Transcribe the material below exactly as it appears.

——

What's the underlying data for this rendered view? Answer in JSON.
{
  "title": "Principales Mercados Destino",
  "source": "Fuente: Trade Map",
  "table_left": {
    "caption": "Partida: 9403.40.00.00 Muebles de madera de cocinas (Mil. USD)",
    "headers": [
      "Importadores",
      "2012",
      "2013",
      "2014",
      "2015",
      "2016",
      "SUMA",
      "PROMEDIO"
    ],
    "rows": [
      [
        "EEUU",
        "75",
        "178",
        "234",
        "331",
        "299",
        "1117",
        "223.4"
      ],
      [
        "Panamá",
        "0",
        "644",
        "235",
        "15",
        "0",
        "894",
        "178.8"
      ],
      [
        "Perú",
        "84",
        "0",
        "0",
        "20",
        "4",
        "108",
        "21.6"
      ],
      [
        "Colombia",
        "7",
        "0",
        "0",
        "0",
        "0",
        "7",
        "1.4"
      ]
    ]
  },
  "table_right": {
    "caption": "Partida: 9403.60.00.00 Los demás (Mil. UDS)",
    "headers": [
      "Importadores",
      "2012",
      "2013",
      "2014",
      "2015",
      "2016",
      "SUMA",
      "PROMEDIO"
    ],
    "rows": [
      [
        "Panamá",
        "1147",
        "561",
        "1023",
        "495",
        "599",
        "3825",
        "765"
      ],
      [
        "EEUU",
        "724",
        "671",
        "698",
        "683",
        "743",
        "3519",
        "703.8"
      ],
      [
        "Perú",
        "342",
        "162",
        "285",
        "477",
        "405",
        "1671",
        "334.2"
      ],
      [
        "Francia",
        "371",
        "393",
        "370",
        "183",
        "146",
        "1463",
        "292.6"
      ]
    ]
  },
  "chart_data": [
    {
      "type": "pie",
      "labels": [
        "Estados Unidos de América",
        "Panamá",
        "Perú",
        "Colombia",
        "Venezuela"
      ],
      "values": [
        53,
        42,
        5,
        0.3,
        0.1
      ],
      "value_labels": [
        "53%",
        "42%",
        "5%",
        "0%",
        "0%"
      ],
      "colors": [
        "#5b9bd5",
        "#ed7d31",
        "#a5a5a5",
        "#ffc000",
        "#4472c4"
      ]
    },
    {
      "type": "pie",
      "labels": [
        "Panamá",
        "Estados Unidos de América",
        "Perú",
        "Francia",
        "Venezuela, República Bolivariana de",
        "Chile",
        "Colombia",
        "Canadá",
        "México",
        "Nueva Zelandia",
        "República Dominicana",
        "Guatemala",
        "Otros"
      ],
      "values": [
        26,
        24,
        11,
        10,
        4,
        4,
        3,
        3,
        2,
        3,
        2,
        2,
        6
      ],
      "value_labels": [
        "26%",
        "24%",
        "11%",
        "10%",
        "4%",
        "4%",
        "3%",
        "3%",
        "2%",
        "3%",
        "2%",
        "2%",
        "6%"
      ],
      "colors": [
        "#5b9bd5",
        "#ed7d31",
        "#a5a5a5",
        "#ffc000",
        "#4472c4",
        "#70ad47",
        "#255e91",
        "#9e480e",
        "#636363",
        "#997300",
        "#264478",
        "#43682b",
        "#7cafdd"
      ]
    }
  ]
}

——

**Solution for this problem:**
What's the underlying data for this rendered view? Answer in JSON.
{
  "title": "Principales Mercados Destino",
  "source": "Fuente: Trade Map",
  "table_left": {
    "caption": "Partida: 9403.40.00.00 Muebles de madera de cocinas (Mil. USD)",
    "headers": [
      "Importadores",
      "2012",
      "2013",
      "2014",
      "2015",
      "2016",
      "SUMA",
      "PROMEDIO"
    ],
    "rows": [
      [
        "EEUU",
        "75",
        "178",
        "234",
        "331",
        "299",
        "1117",
        "223.4"
      ],
      [
        "Panamá",
        "0",
        "644",
        "235",
        "15",
        "0",
        "894",
        "178.8"
      ],
      [
        "Perú",
        "84",
        "0",
        "0",
        "20",
        "4",
        "108",
        "21.6"
      ],
      [
        "Colombia",
        "7",
        "0",
        "0",
        "0",
        "0",
        "7",
        "1.4"
      ]
    ]
  },
  "table_right": {
    "caption": "Partida: 9403.60.00.00 Los demás (Mil. UDS)",
    "headers": [
      "Importadores",
      "2012",
      "2013",
      "2014",
      "2015",
      "2016",
      "SUMA",
      "PROMEDIO"
    ],
    "rows": [
      [
        "Panamá",
        "1147",
        "561",
        "1023",
        "495",
        "599",
        "3825",
        "765"
      ],
      [
        "EEUU",
        "724",
        "671",
        "698",
        "683",
        "743",
        "3519",
        "703.8"
      ],
      [
        "Perú",
        "342",
        "162",
        "285",
        "477",
        "405",
        "1671",
        "334.2"
      ],
      [
        "Francia",
        "371",
        "393",
        "370",
        "183",
        "146",
        "1463",
        "292.6"
      ]
    ]
  },
  "chart_data": [
    {
      "type": "pie",
      "labels": [
        "Estados Unidos de América",
        "Panamá",
        "Perú",
        "Colombia",
        "Venezuela"
      ],
      "values": [
        53,
        42,
        5,
        0.3,
        0.1
      ],
      "value_labels": [
        "53%",
        "42%",
        "5%",
        "0%",
        "0%"
      ],
      "colors": [
        "#5b9bd5",
        "#ed7d31",
        "#a5a5a5",
        "#ffc000",
        "#4472c4"
      ]
    },
    {
      "type": "pie",
      "labels": [
        "Panamá",
        "Estados Unidos de América",
        "Perú",
        "Francia",
        "Venezuela, República Bolivariana de",
        "Chile",
        "Colombia",
        "Canadá",
        "México",
        "Nueva Zelandia",
        "República Dominicana",
        "Guatemala",
        "Otros"
      ],
      "values": [
        26,
        24,
        11,
        10,
        4,
        4,
        3,
        3,
        2,
        3,
        2,
        2,
        6
      ],
      "value_labels": [
        "26%",
        "24%",
        "11%",
        "10%",
        "4%",
        "4%",
        "3%",
        "3%",
        "2%",
        "3%",
        "2%",
        "2%",
        "6%"
      ],
      "colors": [
        "#5b9bd5",
        "#ed7d31",
        "#a5a5a5",
        "#ffc000",
        "#4472c4",
        "#70ad47",
        "#255e91",
        "#9e480e",
        "#636363",
        "#997300",
        "#264478",
        "#43682b",
        "#7cafdd"
      ]
    }
  ]
}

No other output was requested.